#### WHAT YOU SHOULD DO:
Each record below should appear again exactly as written.

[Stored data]
○ ○ ○ ○

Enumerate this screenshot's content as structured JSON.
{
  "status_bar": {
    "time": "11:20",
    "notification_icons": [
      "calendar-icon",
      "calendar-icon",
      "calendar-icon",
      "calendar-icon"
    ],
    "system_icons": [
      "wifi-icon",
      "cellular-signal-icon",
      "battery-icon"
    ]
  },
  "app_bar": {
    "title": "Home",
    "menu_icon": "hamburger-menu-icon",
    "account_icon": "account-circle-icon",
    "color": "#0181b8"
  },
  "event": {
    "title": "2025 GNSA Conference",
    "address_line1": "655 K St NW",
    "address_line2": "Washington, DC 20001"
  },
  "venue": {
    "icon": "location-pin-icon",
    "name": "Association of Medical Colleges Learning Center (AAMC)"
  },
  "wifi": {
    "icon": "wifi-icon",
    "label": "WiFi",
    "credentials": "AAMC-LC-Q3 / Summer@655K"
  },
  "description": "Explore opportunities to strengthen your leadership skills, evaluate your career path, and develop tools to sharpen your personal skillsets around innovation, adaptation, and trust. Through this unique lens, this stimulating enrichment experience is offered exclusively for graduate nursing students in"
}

○ ○ ○ ○

#### WRITTEN ANSWER:
Enumerate this screenshot's content as structured JSON.
{
  "status_bar": {
    "time": "11:20",
    "notification_icons": [
      "calendar-icon",
      "calendar-icon",
      "calendar-icon",
      "calendar-icon"
    ],
    "system_icons": [
      "wifi-icon",
      "cellular-signal-icon",
      "battery-icon"
    ]
  },
  "app_bar": {
    "title": "Home",
    "menu_icon": "hamburger-menu-icon",
    "account_icon": "account-circle-icon",
    "color": "#0181b8"
  },
  "event": {
    "title": "2025 GNSA Conference",
    "address_line1": "655 K St NW",
    "address_line2": "Washington, DC 20001"
  },
  "venue": {
    "icon": "location-pin-icon",
    "name": "Association of Medical Colleges Learning Center (AAMC)"
  },
  "wifi": {
    "icon": "wifi-icon",
    "label": "WiFi",
    "credentials": "AAMC-LC-Q3 / Summer@655K"
  },
  "description": "Explore opportunities to strengthen your leadership skills, evaluate your career path, and develop tools to sharpen your personal skillsets around innovation, adaptation, and trust. Through this unique lens, this stimulating enrichment experience is offered exclusively for graduate nursing students in"
}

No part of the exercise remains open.